### Dataset rows:
-.-.-

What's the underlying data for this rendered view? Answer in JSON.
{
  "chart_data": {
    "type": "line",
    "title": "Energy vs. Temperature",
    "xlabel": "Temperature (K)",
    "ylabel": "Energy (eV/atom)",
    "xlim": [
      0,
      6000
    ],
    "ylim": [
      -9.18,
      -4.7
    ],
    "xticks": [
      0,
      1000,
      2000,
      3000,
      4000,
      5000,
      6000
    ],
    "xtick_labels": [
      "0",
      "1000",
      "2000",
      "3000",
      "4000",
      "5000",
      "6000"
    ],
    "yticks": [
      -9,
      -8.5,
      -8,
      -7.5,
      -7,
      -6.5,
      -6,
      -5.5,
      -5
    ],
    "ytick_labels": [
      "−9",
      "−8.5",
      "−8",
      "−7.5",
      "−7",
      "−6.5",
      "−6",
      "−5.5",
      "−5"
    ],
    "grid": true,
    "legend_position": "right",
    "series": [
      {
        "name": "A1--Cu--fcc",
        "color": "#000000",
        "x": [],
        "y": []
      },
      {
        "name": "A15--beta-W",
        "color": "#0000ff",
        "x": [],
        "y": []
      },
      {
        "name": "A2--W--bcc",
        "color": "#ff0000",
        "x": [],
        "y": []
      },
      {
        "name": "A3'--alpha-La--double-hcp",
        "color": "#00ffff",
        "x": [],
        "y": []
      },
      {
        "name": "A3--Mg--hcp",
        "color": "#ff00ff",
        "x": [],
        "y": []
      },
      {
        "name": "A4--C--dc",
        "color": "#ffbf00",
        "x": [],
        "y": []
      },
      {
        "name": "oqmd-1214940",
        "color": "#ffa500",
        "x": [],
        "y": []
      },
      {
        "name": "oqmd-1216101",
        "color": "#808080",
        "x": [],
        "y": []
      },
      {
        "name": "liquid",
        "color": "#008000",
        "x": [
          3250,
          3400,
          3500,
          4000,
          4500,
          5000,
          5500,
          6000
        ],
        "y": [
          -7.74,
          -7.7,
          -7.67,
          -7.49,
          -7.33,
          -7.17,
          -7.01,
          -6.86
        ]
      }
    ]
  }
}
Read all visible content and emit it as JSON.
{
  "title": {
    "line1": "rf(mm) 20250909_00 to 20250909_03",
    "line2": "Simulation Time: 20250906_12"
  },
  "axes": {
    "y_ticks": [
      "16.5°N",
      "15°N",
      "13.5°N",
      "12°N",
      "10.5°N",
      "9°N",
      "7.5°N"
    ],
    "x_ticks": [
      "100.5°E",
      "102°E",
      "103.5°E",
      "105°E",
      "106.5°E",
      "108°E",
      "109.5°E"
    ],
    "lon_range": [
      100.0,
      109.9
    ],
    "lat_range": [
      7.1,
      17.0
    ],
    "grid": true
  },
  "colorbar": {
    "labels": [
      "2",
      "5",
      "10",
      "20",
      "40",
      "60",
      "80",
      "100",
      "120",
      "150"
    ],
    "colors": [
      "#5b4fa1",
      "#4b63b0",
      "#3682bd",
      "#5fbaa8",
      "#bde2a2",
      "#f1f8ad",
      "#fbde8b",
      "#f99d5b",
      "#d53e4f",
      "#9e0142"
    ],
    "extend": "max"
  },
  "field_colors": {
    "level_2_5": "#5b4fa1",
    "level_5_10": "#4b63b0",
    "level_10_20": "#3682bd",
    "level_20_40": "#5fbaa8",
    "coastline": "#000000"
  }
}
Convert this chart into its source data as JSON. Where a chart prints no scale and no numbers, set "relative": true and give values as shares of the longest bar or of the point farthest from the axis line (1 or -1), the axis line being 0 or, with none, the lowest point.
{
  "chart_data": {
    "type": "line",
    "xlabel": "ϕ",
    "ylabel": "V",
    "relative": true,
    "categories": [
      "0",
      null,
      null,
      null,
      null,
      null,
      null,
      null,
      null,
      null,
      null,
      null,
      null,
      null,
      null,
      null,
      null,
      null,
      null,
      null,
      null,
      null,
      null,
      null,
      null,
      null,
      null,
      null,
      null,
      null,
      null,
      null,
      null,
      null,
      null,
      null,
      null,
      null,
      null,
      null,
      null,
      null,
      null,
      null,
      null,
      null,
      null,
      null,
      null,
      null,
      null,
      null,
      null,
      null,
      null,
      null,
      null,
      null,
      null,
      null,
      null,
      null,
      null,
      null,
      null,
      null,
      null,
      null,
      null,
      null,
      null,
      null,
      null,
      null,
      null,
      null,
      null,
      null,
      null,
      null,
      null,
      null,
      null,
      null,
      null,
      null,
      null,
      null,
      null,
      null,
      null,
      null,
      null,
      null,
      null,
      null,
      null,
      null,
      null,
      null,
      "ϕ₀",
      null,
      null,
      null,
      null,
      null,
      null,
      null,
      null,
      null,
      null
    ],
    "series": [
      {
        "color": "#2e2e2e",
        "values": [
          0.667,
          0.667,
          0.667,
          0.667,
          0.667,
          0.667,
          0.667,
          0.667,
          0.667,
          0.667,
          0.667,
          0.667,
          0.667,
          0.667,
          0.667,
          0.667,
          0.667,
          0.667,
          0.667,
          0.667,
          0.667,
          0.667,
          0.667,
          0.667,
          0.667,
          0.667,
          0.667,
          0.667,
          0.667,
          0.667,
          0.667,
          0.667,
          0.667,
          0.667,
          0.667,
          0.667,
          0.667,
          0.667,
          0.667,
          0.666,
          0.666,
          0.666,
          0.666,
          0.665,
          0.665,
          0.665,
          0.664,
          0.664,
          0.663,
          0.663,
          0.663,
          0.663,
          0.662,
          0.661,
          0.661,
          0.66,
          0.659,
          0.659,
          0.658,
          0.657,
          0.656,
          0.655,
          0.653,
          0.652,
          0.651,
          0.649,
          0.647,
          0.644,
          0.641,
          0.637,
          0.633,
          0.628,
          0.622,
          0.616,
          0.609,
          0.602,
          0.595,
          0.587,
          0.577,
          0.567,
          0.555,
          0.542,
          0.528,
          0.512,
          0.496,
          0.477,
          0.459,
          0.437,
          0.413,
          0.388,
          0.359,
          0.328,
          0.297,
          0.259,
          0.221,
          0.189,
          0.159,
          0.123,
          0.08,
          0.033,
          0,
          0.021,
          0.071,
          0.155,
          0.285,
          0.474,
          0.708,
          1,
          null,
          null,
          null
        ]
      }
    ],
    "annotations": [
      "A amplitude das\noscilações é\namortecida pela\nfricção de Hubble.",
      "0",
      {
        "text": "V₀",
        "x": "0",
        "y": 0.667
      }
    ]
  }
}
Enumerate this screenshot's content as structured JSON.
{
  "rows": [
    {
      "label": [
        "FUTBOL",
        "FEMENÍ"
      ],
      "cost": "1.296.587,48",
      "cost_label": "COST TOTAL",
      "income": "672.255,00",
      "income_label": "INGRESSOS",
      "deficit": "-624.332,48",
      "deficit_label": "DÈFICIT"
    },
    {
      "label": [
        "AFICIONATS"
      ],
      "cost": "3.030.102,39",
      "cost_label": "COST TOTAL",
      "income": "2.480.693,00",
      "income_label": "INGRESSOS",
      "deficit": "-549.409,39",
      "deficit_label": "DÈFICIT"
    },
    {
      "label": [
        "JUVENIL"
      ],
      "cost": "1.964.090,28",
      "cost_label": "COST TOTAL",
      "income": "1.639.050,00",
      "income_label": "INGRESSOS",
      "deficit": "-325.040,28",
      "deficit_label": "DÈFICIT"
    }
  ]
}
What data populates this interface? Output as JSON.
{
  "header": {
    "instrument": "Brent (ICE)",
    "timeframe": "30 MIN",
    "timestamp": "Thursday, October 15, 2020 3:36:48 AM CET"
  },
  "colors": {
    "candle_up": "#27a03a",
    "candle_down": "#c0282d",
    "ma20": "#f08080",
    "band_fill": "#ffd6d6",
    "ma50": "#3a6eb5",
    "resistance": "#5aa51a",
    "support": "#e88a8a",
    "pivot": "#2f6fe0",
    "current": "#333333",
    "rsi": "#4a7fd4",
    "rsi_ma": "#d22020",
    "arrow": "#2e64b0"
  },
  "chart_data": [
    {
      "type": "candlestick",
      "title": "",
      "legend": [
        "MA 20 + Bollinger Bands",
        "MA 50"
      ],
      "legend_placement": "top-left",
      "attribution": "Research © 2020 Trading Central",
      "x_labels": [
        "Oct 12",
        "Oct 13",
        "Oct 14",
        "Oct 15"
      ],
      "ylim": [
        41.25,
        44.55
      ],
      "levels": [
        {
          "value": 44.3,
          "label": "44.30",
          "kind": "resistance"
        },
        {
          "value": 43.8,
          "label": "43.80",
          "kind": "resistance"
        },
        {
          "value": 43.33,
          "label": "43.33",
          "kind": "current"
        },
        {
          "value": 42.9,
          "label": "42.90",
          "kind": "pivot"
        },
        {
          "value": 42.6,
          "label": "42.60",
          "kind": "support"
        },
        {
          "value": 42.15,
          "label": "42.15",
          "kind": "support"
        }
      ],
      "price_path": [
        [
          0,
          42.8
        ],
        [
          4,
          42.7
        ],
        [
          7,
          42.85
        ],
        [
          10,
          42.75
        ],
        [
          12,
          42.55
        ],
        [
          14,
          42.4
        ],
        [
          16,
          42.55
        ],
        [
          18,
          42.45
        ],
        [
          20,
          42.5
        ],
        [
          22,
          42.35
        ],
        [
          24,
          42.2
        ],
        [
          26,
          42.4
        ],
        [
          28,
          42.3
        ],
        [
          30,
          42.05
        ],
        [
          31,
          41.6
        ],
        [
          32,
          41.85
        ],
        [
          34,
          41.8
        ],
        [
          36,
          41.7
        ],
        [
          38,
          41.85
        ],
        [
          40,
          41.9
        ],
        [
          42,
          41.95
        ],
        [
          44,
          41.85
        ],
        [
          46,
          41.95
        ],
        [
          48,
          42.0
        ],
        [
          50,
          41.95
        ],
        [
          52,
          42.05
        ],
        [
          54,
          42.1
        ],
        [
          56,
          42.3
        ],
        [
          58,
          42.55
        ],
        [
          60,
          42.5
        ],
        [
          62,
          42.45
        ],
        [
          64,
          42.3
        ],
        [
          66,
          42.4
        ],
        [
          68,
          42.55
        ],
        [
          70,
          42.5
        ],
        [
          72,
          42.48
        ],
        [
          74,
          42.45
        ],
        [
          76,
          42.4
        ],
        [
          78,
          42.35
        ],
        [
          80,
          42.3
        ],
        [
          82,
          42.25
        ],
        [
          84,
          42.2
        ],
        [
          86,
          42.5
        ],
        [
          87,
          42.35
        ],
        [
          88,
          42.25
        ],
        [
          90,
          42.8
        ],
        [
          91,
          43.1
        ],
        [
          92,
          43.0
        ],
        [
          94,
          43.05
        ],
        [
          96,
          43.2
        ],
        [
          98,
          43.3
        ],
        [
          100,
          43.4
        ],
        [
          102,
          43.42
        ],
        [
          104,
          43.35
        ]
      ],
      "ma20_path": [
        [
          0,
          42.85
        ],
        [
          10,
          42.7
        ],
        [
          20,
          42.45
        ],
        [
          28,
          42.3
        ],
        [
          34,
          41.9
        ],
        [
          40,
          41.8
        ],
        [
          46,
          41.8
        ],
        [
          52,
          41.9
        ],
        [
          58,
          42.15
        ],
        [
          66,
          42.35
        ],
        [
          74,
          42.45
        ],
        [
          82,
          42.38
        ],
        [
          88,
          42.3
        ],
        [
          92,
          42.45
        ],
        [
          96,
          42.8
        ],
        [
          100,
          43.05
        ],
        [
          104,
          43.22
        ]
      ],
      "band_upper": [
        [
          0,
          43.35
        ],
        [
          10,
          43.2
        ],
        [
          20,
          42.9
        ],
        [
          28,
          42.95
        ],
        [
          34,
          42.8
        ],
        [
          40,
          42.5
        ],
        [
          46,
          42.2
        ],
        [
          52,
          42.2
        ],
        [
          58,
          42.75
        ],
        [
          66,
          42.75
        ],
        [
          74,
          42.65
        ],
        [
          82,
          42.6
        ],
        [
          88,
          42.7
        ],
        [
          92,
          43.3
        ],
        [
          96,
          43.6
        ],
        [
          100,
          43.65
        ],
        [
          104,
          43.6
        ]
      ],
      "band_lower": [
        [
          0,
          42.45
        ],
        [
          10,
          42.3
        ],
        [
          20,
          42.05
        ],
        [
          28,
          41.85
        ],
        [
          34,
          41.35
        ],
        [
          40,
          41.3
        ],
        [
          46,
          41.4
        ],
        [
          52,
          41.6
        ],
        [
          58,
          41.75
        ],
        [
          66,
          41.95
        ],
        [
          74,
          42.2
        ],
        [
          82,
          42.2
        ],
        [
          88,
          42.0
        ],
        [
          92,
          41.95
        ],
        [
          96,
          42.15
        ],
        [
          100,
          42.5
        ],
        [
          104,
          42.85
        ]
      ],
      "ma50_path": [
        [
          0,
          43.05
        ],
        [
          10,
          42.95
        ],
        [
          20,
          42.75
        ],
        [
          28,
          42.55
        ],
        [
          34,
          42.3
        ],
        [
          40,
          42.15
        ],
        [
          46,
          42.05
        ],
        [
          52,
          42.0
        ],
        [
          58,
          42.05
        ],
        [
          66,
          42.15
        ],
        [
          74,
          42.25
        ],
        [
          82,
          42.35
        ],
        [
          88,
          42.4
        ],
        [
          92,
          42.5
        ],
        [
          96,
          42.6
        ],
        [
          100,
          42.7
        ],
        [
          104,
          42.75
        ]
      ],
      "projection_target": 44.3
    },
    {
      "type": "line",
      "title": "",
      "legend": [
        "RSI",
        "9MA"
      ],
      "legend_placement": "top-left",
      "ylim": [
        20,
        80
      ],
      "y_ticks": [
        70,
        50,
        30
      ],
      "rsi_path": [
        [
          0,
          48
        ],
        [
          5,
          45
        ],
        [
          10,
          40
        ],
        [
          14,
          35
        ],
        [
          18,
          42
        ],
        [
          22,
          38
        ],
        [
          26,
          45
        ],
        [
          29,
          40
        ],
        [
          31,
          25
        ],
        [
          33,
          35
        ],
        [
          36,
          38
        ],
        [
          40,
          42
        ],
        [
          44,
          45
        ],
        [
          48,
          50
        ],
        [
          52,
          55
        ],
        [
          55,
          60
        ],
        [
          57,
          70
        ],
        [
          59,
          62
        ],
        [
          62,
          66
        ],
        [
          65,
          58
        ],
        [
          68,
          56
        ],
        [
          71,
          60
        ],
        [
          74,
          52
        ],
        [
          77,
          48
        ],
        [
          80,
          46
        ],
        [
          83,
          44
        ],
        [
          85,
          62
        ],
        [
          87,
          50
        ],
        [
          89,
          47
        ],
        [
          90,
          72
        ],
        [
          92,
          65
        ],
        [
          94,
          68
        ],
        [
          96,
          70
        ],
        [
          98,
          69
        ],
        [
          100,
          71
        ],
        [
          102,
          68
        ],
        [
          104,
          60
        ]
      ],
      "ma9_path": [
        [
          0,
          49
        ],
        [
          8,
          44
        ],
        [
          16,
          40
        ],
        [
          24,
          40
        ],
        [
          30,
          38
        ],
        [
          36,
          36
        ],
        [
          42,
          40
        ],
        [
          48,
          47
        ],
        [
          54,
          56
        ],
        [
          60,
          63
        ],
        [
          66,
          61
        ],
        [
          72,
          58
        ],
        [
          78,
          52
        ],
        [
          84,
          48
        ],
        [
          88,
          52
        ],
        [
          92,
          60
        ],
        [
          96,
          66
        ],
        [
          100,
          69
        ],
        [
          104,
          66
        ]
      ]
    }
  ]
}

-.-.-

### What you will do:
Copy each line of the data above that holds "Energy".

### Reply:
    "title": "Energy vs. Temperature",
    "ylabel": "Energy (eV/atom)",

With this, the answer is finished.